> [INPUT]
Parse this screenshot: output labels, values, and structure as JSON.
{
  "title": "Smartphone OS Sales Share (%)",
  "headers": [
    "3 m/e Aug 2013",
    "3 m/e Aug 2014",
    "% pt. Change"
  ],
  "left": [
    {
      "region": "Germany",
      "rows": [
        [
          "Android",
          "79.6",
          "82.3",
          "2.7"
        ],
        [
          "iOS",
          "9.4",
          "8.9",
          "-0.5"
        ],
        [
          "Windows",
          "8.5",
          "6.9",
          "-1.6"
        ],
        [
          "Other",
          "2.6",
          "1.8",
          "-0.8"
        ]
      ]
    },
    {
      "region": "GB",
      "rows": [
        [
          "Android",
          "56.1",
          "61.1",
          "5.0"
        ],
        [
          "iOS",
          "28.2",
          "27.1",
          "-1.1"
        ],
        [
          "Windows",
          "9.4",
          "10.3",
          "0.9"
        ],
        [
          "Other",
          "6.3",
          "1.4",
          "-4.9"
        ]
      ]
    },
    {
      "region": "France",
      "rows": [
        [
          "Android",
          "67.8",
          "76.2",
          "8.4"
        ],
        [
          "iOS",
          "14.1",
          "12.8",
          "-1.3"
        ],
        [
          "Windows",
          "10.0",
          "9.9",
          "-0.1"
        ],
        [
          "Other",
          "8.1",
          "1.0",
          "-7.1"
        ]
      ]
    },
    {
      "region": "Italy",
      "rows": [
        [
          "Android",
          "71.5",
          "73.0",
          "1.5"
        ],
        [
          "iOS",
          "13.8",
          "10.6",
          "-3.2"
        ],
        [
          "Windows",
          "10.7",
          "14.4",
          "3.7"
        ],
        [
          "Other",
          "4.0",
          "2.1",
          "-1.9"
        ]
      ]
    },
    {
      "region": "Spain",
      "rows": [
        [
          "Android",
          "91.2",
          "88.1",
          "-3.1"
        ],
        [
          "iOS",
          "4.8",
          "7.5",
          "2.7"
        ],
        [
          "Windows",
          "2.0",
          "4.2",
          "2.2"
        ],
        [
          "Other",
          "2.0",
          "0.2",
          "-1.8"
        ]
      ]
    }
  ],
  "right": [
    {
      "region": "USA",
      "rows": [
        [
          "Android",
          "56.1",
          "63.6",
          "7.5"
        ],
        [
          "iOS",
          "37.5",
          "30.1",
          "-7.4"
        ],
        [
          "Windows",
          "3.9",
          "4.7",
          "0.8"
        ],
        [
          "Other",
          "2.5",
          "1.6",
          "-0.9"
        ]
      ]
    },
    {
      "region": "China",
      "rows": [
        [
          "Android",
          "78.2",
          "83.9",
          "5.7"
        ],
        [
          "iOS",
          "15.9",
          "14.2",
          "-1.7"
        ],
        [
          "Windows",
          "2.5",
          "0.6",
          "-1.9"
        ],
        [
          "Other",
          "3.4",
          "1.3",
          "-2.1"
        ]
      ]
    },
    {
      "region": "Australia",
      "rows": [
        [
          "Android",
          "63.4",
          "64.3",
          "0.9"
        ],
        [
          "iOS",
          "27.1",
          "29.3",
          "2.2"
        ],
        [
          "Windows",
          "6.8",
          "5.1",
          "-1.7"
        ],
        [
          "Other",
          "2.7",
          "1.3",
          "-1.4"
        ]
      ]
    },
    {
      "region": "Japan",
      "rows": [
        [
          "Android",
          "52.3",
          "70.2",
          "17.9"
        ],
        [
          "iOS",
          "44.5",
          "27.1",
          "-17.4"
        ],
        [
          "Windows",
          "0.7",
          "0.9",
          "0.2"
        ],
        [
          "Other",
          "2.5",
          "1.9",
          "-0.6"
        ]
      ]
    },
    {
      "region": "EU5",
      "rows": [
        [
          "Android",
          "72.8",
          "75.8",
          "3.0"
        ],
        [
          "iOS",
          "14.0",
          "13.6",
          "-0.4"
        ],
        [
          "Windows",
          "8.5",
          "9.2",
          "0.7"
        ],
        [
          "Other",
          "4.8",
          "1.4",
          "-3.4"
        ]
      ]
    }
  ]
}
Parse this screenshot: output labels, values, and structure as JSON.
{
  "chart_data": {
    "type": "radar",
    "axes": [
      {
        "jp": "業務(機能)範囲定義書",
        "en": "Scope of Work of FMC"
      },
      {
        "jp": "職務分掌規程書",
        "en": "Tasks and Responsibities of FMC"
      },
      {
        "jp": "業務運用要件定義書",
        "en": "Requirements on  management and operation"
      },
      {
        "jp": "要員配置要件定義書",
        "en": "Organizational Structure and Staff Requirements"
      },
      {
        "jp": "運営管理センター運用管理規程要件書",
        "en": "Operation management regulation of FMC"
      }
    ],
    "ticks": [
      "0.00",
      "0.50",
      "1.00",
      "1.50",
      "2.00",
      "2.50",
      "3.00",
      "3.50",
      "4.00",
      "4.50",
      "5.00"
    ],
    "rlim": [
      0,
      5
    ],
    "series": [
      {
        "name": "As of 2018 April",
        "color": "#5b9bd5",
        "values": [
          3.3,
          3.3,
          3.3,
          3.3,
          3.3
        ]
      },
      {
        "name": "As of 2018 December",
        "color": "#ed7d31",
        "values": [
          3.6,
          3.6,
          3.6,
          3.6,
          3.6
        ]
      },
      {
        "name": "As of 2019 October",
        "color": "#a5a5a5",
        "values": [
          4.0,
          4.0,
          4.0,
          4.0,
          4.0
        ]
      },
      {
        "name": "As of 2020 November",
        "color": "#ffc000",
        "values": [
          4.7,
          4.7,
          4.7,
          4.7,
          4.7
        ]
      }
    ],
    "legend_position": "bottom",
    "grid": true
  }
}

> [JOB] Copy, from the material, each line that holds the string "color".

> [THE RESPONSE]
        "color": "#5b9bd5",
        "color": "#ed7d31",
        "color": "#a5a5a5",
        "color": "#ffc000",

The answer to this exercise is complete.